- [Stored data]:
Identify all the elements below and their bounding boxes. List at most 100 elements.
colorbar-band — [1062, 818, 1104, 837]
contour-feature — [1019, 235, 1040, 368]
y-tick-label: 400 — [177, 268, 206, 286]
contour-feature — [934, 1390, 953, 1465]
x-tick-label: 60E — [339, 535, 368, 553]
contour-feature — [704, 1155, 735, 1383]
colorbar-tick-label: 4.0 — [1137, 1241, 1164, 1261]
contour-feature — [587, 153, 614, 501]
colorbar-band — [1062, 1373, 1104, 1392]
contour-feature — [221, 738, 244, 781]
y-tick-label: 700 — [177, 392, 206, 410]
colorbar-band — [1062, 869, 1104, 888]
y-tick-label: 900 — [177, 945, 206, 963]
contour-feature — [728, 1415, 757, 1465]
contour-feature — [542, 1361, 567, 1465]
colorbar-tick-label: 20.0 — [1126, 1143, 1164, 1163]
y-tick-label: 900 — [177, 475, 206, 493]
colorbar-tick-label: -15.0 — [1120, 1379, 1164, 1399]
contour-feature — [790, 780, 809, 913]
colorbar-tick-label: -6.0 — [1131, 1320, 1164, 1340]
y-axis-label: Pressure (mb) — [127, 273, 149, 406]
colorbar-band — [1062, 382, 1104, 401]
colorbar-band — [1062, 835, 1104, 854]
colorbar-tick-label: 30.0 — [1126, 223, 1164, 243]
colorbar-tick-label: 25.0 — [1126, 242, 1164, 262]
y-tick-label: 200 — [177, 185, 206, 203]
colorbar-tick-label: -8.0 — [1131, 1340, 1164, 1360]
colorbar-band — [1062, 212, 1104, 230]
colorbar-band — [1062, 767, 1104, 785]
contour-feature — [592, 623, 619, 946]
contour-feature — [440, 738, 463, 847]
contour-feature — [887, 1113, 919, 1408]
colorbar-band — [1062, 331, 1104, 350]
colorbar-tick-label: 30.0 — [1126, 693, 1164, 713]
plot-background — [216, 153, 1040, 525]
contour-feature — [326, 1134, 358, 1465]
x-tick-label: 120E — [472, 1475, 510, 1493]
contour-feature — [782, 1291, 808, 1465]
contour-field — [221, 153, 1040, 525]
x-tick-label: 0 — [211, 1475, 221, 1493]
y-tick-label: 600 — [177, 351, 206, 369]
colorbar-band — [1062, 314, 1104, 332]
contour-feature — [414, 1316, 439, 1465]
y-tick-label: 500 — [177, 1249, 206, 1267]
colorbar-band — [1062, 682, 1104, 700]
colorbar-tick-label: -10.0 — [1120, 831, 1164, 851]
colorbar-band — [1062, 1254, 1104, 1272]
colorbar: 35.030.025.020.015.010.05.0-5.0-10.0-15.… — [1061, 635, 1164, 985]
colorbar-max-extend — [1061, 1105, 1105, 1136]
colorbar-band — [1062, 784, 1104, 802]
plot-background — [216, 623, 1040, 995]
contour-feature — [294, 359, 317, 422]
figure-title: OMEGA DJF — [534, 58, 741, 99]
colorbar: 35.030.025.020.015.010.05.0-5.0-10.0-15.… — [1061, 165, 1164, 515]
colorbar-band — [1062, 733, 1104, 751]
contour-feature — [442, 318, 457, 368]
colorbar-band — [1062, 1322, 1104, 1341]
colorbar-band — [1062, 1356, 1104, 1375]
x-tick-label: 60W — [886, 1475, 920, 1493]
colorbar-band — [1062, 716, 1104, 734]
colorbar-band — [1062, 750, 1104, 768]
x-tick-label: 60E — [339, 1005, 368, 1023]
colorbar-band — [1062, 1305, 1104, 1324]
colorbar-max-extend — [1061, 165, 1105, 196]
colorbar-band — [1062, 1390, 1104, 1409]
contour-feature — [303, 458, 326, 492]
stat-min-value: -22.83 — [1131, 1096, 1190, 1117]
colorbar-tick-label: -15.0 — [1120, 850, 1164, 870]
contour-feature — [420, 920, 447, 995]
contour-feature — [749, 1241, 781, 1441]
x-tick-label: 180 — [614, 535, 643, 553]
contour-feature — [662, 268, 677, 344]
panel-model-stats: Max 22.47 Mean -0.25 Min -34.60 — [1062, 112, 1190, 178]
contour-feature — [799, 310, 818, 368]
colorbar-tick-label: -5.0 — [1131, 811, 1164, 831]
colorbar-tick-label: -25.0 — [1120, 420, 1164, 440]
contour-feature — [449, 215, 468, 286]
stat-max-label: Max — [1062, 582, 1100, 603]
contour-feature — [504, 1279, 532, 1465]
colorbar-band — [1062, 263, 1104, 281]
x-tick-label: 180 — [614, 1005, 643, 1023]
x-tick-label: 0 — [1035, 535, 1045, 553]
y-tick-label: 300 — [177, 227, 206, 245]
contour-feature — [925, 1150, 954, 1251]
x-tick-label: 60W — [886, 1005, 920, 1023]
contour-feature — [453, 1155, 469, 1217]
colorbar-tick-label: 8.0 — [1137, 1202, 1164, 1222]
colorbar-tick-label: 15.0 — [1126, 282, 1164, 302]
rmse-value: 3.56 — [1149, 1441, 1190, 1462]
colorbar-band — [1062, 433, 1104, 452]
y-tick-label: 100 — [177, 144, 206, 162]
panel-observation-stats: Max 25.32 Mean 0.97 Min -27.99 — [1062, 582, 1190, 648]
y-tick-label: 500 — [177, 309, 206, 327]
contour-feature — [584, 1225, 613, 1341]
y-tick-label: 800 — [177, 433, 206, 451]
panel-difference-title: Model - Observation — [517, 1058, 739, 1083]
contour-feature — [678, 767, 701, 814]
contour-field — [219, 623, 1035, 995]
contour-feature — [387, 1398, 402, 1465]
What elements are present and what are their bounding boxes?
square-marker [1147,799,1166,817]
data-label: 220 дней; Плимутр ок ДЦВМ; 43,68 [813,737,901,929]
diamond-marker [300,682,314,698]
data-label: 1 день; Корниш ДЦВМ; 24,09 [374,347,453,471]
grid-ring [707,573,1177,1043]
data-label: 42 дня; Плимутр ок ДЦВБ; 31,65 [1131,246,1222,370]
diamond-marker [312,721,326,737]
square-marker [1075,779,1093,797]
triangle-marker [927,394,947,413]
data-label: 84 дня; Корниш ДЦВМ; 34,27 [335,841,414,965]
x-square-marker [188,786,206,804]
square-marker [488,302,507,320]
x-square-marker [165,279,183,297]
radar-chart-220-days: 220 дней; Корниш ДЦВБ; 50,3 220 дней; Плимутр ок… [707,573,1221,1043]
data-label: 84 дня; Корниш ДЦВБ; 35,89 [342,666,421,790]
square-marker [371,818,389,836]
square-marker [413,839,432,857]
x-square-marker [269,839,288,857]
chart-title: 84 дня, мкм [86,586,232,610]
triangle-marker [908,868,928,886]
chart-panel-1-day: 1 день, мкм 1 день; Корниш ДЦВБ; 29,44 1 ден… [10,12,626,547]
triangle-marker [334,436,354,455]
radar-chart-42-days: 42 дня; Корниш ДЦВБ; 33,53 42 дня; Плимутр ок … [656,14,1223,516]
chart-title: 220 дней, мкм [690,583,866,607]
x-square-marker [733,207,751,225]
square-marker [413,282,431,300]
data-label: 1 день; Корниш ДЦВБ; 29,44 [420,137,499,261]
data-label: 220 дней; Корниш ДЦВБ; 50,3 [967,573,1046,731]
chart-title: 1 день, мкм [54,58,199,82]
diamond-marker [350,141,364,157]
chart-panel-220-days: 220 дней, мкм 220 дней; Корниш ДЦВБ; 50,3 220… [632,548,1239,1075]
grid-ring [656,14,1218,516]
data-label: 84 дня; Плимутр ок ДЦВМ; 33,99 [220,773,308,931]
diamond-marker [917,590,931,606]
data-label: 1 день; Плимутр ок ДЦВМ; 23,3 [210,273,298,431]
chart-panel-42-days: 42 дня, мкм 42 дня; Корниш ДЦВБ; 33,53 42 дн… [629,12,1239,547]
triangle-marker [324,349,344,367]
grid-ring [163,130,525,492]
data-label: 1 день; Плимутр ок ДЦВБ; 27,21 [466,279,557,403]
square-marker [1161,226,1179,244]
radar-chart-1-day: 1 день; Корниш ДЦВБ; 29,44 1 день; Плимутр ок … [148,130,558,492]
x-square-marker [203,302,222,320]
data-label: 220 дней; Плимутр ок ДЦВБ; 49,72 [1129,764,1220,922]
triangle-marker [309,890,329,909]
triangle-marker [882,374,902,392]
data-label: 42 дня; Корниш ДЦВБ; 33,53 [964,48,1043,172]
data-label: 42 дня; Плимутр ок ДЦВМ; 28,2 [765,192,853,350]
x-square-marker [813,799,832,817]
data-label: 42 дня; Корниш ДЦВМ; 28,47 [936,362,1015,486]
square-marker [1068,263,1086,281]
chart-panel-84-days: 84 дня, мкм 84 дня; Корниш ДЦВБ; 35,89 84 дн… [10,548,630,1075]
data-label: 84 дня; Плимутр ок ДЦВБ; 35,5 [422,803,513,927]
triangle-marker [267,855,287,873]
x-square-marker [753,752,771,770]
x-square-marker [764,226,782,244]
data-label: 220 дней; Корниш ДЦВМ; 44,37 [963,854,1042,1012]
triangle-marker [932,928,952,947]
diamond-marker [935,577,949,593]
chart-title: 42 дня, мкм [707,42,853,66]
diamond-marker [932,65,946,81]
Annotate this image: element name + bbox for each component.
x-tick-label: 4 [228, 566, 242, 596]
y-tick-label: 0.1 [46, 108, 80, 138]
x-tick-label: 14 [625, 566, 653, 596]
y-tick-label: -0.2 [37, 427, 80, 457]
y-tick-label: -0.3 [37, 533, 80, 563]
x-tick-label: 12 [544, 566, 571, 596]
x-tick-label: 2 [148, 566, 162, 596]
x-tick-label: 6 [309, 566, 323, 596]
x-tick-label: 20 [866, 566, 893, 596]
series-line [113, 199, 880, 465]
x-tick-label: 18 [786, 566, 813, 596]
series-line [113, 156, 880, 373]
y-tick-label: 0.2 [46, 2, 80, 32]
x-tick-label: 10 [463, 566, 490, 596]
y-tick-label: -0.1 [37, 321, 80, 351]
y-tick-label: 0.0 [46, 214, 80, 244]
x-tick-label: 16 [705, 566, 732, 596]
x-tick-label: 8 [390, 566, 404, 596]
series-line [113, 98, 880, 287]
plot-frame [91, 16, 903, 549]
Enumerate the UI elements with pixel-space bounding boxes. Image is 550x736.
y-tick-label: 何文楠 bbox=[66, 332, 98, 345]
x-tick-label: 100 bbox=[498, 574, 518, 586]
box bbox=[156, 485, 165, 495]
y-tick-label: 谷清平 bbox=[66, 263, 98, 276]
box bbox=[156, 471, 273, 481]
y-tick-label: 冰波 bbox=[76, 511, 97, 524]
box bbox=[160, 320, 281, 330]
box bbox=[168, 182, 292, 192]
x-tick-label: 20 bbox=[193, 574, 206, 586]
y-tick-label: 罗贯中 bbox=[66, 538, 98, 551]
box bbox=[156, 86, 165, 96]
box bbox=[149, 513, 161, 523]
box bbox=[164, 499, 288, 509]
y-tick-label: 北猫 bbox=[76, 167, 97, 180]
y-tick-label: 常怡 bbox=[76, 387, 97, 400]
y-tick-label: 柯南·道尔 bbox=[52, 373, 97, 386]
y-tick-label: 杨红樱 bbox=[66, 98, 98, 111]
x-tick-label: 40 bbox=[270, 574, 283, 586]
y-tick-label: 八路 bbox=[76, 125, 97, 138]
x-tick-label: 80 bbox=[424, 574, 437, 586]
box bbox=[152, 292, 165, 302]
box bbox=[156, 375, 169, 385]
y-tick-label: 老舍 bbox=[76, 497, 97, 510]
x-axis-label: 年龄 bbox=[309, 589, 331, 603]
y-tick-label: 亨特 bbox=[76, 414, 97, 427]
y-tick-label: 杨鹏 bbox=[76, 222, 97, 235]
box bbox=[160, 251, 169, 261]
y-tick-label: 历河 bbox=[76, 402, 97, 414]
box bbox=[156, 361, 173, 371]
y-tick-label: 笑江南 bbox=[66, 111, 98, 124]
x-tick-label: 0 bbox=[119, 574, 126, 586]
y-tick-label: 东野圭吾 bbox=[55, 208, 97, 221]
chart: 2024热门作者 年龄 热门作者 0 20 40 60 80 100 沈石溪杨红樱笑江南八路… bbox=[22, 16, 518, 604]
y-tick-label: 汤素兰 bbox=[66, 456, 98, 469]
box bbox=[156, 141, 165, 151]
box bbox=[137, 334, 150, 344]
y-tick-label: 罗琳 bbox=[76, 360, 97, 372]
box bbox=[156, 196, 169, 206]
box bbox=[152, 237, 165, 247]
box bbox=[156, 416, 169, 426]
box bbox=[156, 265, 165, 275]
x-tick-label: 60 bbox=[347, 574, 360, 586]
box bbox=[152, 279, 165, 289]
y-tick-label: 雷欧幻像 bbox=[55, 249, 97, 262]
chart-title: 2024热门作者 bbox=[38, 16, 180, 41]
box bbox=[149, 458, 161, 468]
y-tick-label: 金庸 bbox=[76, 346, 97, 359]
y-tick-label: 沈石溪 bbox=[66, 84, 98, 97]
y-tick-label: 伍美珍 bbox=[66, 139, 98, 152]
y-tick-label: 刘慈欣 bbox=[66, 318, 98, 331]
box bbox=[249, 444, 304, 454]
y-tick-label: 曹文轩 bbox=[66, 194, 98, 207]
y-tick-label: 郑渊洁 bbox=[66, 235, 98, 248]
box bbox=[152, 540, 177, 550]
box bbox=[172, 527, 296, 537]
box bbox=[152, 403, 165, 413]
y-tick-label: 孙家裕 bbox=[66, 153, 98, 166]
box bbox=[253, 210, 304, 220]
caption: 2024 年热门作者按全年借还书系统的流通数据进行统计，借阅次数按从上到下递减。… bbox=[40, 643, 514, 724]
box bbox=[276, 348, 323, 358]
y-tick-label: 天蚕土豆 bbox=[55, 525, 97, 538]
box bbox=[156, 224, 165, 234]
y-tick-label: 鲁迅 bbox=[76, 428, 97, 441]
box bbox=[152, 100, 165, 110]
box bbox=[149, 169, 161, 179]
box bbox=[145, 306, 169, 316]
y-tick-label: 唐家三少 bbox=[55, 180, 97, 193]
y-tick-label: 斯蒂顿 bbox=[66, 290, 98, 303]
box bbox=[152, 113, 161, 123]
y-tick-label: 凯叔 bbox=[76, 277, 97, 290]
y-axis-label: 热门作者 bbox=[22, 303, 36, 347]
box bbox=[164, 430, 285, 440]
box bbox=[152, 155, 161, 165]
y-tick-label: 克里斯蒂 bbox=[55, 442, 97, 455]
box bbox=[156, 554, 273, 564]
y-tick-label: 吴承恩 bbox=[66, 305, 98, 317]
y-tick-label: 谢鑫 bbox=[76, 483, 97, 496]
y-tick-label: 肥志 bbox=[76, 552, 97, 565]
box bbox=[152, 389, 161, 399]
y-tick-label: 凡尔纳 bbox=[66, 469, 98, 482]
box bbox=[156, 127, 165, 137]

- [Problem requirements]: Turn the records, from the start through the line containing "contour-field — [221, 153, 1040, 525]", into a numbered list with blank lines left out.

- [Final result]:
1. Identify all the elements below and their bounding boxes. List at most 100 elements.
2. colorbar-band — [1062, 818, 1104, 837]
3. contour-feature — [1019, 235, 1040, 368]
4. y-tick-label: 400 — [177, 268, 206, 286]
5. contour-feature — [934, 1390, 953, 1465]
6. x-tick-label: 60E — [339, 535, 368, 553]
7. contour-feature — [704, 1155, 735, 1383]
8. colorbar-tick-label: 4.0 — [1137, 1241, 1164, 1261]
9. contour-feature — [587, 153, 614, 501]
10. colorbar-band — [1062, 1373, 1104, 1392]
11. contour-feature — [221, 738, 244, 781]
12. y-tick-label: 700 — [177, 392, 206, 410]
13. colorbar-band — [1062, 869, 1104, 888]
14. y-tick-label: 900 — [177, 945, 206, 963]
15. contour-feature — [728, 1415, 757, 1465]
16. contour-feature — [542, 1361, 567, 1465]
17. colorbar-tick-label: 20.0 — [1126, 1143, 1164, 1163]
18. y-tick-label: 900 — [177, 475, 206, 493]
19. colorbar-tick-label: -15.0 — [1120, 1379, 1164, 1399]
20. contour-feature — [790, 780, 809, 913]
21. colorbar-tick-label: -6.0 — [1131, 1320, 1164, 1340]
22. y-axis-label: Pressure (mb) — [127, 273, 149, 406]
23. colorbar-band — [1062, 382, 1104, 401]
24. colorbar-band — [1062, 835, 1104, 854]
25. colorbar-tick-label: 30.0 — [1126, 223, 1164, 243]
26. colorbar-tick-label: 25.0 — [1126, 242, 1164, 262]
27. y-tick-label: 200 — [177, 185, 206, 203]
28. colorbar-tick-label: -8.0 — [1131, 1340, 1164, 1360]
29. colorbar-band — [1062, 212, 1104, 230]
30. colorbar-band — [1062, 767, 1104, 785]
31. contour-feature — [592, 623, 619, 946]
32. contour-feature — [440, 738, 463, 847]
33. contour-feature — [887, 1113, 919, 1408]
34. colorbar-band — [1062, 331, 1104, 350]
35. colorbar-tick-label: 30.0 — [1126, 693, 1164, 713]
36. plot-background — [216, 153, 1040, 525]
37. contour-feature — [326, 1134, 358, 1465]
38. x-tick-label: 120E — [472, 1475, 510, 1493]
39. contour-feature — [782, 1291, 808, 1465]
40. contour-field — [221, 153, 1040, 525]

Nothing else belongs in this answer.